## STATED PROBLEM
Exactly the lines from the line containing "Convert this screenshot" through the final line of the entries below must be returned, and only those, without pictures.

** BEGIN PROVIDED RECORDS **

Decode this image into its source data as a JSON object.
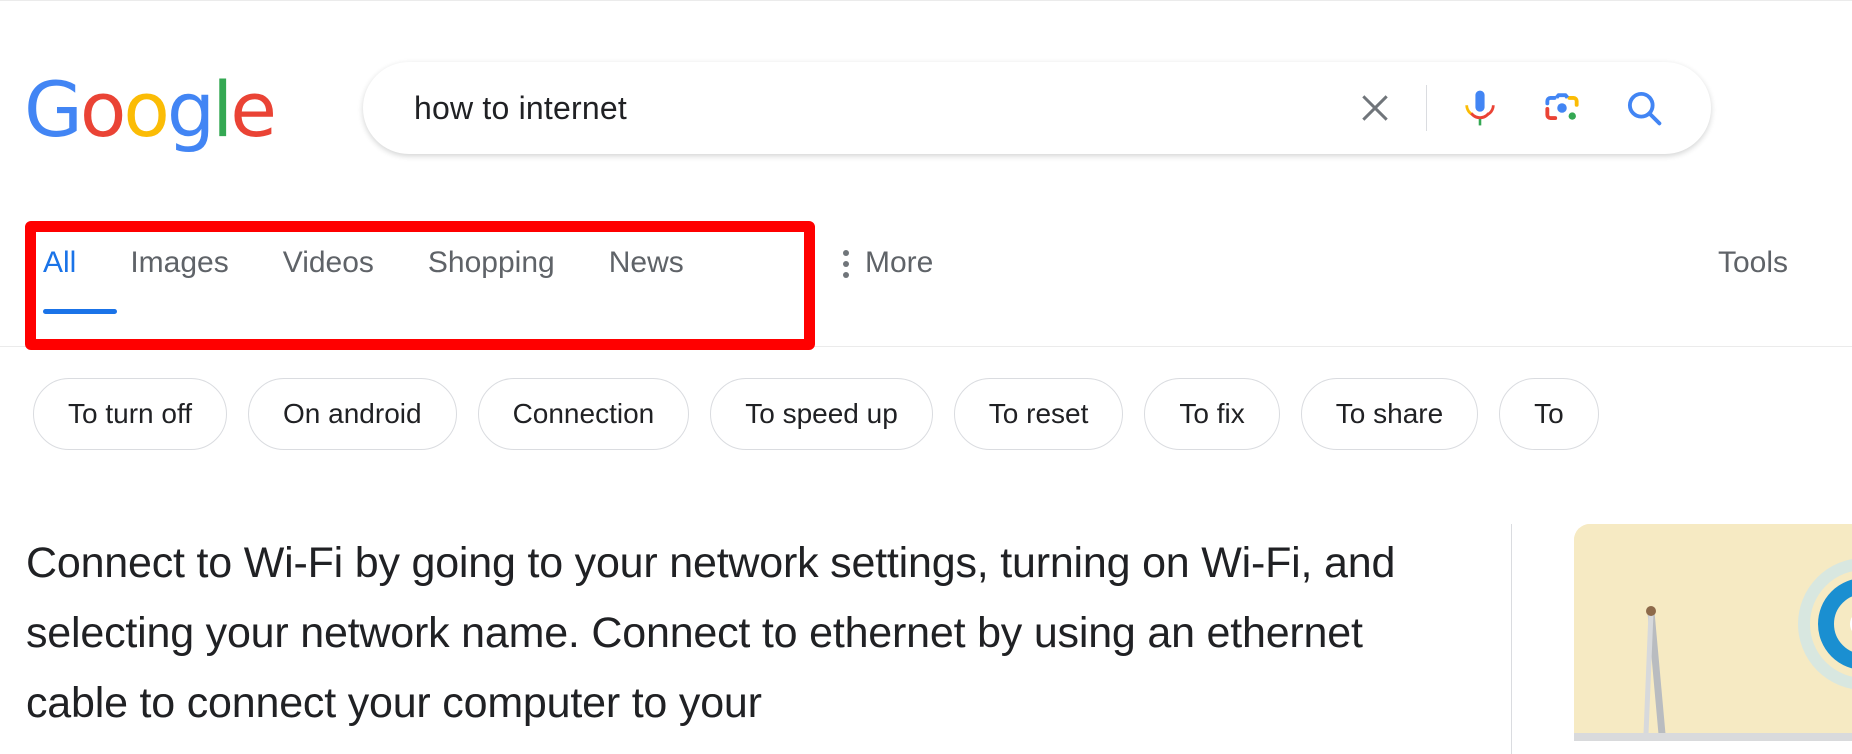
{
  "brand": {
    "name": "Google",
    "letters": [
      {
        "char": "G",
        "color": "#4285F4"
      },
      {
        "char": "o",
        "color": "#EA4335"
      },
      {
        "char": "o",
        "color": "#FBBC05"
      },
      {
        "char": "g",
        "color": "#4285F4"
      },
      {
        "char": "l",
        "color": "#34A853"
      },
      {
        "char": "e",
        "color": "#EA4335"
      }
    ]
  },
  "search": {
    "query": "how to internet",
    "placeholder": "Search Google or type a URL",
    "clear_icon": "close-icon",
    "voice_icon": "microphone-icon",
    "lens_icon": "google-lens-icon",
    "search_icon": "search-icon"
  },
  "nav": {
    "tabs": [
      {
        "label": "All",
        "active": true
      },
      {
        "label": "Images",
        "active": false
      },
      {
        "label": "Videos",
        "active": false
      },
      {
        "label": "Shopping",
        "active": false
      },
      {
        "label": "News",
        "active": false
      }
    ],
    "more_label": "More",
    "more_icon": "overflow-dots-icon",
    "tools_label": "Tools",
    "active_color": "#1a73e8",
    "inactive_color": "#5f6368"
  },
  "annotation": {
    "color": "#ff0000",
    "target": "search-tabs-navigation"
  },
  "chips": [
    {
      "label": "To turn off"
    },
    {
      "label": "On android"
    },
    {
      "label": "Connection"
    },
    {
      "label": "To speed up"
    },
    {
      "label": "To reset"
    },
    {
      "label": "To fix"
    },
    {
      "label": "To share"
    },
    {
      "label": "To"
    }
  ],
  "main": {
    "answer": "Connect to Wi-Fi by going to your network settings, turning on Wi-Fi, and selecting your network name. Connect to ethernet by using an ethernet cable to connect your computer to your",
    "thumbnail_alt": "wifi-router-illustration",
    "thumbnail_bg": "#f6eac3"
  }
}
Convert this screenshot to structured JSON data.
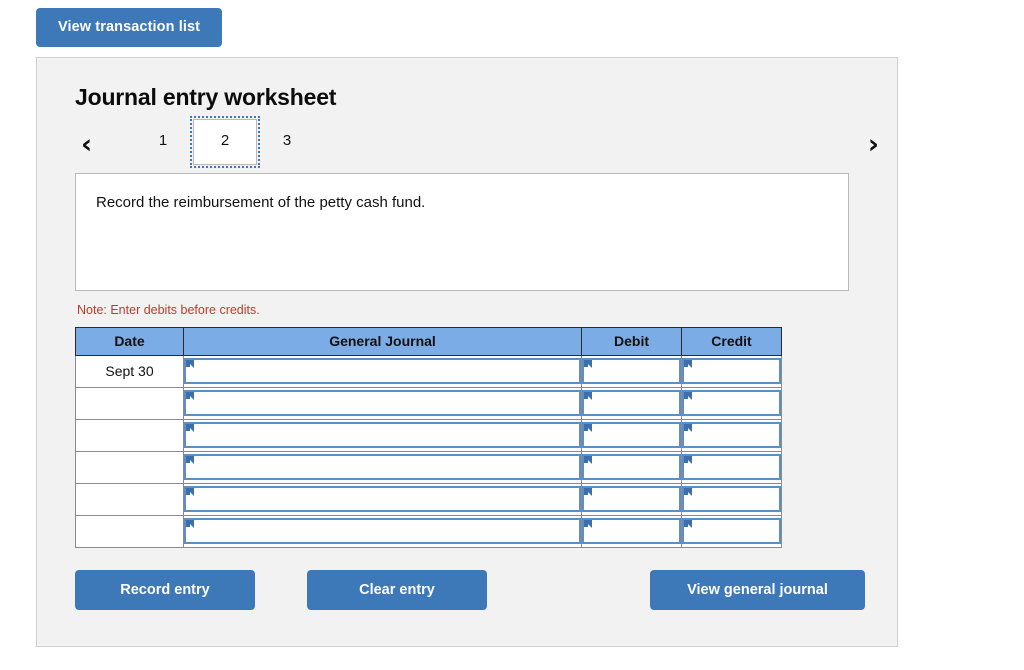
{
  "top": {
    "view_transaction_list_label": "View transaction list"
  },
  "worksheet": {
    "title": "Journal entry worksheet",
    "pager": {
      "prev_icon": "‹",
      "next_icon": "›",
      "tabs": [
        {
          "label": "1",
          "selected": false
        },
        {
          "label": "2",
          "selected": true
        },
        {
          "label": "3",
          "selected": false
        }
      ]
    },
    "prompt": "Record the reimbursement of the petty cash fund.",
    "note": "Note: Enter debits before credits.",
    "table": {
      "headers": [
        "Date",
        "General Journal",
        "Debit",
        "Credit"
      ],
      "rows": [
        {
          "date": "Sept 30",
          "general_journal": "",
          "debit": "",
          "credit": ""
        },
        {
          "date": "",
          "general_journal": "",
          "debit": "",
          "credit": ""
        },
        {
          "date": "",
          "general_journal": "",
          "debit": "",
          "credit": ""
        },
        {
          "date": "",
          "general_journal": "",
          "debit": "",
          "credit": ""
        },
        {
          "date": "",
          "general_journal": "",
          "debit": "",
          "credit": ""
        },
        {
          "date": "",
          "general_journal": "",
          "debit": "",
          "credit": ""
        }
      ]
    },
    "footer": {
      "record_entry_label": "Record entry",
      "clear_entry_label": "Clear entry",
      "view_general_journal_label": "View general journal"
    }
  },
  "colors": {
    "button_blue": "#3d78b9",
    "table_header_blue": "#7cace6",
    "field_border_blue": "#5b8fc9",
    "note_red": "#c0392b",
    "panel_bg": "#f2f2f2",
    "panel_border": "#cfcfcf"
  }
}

** END PROVIDED RECORDS **

## RESULT
Convert this screenshot to structured JSON data.
{
  "top": {
    "view_transaction_list_label": "View transaction list"
  },
  "worksheet": {
    "title": "Journal entry worksheet",
    "pager": {
      "prev_icon": "‹",
      "next_icon": "›",
      "tabs": [
        {
          "label": "1",
          "selected": false
        },
        {
          "label": "2",
          "selected": true
        },
        {
          "label": "3",
          "selected": false
        }
      ]
    },
    "prompt": "Record the reimbursement of the petty cash fund.",
    "note": "Note: Enter debits before credits.",
    "table": {
      "headers": [
        "Date",
        "General Journal",
        "Debit",
        "Credit"
      ],
      "rows": [
        {
          "date": "Sept 30",
          "general_journal": "",
          "debit": "",
          "credit": ""
        },
        {
          "date": "",
          "general_journal": "",
          "debit": "",
          "credit": ""
        },
        {
          "date": "",
          "general_journal": "",
          "debit": "",
          "credit": ""
        },
        {
          "date": "",
          "general_journal": "",
          "debit": "",
          "credit": ""
        },
        {
          "date": "",
          "general_journal": "",
          "debit": "",
          "credit": ""
        },
        {
          "date": "",
          "general_journal": "",
          "debit": "",
          "credit": ""
        }
      ]
    },
    "footer": {
      "record_entry_label": "Record entry",
      "clear_entry_label": "Clear entry",
      "view_general_journal_label": "View general journal"
    }
  },
  "colors": {
    "button_blue": "#3d78b9",
    "table_header_blue": "#7cace6",
    "field_border_blue": "#5b8fc9",
    "note_red": "#c0392b",
    "panel_bg": "#f2f2f2",
    "panel_border": "#cfcfcf"
  }
}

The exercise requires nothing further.